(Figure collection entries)
----------------------------------------

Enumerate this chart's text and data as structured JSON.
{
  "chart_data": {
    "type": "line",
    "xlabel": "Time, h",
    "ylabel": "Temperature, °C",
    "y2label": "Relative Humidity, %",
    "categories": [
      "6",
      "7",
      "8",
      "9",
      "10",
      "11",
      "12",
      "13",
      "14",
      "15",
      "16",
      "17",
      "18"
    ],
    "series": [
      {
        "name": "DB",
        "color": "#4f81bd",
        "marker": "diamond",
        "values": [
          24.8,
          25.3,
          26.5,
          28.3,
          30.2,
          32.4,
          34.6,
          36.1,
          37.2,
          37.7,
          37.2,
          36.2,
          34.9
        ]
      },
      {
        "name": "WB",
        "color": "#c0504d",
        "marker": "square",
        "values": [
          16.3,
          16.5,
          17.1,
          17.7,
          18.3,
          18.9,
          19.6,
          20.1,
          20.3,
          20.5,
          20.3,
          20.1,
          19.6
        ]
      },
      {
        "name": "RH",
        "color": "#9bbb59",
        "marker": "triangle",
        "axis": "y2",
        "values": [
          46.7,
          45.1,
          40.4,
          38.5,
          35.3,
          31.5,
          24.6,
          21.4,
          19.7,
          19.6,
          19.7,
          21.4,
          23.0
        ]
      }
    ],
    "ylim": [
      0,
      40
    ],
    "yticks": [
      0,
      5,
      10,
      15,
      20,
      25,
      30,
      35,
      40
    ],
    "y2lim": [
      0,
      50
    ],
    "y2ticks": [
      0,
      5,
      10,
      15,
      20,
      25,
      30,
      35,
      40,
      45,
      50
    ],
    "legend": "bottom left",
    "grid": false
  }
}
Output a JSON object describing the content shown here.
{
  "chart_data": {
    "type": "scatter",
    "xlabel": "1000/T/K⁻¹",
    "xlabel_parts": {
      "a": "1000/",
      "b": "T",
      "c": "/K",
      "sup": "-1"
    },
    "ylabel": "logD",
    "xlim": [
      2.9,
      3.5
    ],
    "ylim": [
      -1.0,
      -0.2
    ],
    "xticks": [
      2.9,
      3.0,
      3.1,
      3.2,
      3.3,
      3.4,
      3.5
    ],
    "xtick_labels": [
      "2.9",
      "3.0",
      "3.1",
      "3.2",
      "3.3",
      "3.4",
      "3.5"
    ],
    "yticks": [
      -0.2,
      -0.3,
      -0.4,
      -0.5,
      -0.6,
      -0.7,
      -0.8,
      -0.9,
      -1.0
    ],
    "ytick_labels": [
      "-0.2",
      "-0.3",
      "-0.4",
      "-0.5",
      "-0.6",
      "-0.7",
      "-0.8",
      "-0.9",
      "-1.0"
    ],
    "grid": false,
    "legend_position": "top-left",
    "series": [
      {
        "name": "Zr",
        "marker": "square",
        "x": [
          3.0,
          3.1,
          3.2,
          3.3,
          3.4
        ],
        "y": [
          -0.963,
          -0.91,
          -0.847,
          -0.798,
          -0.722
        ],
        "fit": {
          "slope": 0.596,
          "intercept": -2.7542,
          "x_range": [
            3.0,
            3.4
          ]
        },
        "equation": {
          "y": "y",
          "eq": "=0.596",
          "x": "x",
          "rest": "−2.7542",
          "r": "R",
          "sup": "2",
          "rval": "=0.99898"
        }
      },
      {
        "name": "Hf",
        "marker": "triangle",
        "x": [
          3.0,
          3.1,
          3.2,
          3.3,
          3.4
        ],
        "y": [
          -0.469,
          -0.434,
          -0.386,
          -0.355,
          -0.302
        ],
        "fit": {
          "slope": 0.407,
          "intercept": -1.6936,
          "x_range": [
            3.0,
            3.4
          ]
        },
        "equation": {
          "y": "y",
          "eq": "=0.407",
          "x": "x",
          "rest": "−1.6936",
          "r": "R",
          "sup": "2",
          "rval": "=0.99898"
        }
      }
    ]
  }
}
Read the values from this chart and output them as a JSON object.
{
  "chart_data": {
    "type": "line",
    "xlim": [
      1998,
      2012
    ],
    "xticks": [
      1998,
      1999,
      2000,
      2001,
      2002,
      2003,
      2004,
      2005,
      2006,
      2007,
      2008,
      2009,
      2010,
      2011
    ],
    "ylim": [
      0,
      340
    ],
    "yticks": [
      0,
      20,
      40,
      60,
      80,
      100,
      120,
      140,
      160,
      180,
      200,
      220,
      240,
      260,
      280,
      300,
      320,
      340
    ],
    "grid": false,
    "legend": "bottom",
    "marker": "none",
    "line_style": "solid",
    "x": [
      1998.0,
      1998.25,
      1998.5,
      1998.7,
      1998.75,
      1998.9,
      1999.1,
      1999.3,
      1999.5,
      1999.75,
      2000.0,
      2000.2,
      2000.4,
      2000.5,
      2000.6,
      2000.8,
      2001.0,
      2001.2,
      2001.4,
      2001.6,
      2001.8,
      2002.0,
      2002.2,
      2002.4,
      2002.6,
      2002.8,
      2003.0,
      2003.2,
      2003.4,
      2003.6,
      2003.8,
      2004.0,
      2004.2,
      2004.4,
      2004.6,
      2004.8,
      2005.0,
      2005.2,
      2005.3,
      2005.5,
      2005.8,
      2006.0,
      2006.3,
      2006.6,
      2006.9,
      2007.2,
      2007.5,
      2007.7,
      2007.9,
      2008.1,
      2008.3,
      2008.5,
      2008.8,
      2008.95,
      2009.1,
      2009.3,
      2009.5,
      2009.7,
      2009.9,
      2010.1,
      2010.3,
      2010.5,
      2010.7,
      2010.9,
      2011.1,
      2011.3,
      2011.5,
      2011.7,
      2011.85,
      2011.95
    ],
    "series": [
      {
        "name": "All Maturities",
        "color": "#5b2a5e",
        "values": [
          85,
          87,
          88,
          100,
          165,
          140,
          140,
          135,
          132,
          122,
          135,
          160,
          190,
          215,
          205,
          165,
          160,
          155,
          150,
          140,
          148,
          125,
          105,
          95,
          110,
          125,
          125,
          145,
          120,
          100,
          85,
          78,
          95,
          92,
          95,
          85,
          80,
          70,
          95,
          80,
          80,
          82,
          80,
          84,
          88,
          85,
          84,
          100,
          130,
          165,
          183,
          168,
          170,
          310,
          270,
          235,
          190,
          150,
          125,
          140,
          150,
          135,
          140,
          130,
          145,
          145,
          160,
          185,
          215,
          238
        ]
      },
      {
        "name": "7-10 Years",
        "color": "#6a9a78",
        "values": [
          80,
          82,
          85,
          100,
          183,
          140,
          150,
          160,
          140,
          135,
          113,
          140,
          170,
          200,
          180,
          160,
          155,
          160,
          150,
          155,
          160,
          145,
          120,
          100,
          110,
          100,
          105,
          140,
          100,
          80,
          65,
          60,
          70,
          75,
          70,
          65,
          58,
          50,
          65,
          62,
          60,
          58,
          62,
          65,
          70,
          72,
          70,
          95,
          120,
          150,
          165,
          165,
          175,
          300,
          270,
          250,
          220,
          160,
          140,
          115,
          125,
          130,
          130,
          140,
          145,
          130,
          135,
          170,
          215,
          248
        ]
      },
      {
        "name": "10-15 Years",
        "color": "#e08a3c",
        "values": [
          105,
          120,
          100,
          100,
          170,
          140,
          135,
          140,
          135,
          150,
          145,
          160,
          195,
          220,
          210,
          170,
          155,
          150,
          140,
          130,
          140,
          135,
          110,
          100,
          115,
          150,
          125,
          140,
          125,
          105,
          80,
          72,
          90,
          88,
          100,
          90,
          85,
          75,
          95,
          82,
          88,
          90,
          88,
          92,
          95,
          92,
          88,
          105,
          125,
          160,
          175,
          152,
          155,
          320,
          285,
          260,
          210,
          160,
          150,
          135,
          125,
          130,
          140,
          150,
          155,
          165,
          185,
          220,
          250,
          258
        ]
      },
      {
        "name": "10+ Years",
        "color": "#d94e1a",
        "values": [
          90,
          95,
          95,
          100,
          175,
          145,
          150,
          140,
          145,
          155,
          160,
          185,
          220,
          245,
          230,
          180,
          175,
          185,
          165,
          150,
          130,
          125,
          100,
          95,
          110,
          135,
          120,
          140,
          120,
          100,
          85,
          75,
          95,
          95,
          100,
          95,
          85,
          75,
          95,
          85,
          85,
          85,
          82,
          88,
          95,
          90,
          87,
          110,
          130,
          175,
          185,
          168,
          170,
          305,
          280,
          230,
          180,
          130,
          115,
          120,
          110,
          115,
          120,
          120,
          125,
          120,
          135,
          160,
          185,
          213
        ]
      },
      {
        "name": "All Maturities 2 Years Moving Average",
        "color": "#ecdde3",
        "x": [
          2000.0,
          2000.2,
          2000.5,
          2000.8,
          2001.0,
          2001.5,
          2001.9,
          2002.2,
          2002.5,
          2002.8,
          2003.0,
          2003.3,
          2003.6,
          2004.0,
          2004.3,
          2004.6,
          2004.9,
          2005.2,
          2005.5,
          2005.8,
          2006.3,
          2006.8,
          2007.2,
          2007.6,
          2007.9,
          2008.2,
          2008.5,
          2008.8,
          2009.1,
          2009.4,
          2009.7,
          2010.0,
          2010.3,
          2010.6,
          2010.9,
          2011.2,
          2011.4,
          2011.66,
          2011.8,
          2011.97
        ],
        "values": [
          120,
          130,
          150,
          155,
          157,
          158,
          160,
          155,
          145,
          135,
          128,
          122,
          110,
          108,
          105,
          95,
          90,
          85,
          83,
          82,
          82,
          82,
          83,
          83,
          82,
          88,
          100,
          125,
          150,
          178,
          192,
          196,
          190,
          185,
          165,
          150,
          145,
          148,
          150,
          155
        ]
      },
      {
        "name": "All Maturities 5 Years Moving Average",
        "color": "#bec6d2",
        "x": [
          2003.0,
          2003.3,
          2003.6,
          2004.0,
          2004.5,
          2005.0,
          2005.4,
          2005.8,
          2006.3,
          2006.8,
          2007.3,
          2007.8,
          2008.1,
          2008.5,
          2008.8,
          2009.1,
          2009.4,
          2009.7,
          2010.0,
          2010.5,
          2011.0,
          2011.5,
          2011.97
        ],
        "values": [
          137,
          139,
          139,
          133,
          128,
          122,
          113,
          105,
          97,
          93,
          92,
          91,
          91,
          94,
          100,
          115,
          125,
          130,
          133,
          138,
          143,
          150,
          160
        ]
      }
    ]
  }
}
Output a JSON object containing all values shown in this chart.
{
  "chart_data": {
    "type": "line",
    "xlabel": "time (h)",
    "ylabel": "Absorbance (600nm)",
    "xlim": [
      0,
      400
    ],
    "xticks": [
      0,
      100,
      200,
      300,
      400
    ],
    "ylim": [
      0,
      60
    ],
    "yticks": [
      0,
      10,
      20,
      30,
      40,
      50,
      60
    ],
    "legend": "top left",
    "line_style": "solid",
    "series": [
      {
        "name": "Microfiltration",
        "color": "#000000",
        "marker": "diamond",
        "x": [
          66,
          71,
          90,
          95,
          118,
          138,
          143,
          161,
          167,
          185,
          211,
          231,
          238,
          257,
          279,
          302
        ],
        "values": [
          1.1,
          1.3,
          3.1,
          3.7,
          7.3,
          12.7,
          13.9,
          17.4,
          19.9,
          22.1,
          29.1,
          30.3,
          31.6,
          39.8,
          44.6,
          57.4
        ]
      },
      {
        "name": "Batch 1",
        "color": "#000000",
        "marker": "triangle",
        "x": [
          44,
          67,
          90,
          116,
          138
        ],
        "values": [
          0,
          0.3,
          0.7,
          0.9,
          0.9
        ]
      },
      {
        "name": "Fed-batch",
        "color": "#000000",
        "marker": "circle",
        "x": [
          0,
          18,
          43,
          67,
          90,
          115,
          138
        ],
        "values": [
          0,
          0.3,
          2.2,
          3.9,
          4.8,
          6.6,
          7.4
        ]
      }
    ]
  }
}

----------------------------------------

## Exercise directions
Copy each line from the data above that includes "object".

## Right answer
Output a JSON object describing the content shown here.
Read the values from this chart and output them as a JSON object.
Output a JSON object containing all values shown in this chart.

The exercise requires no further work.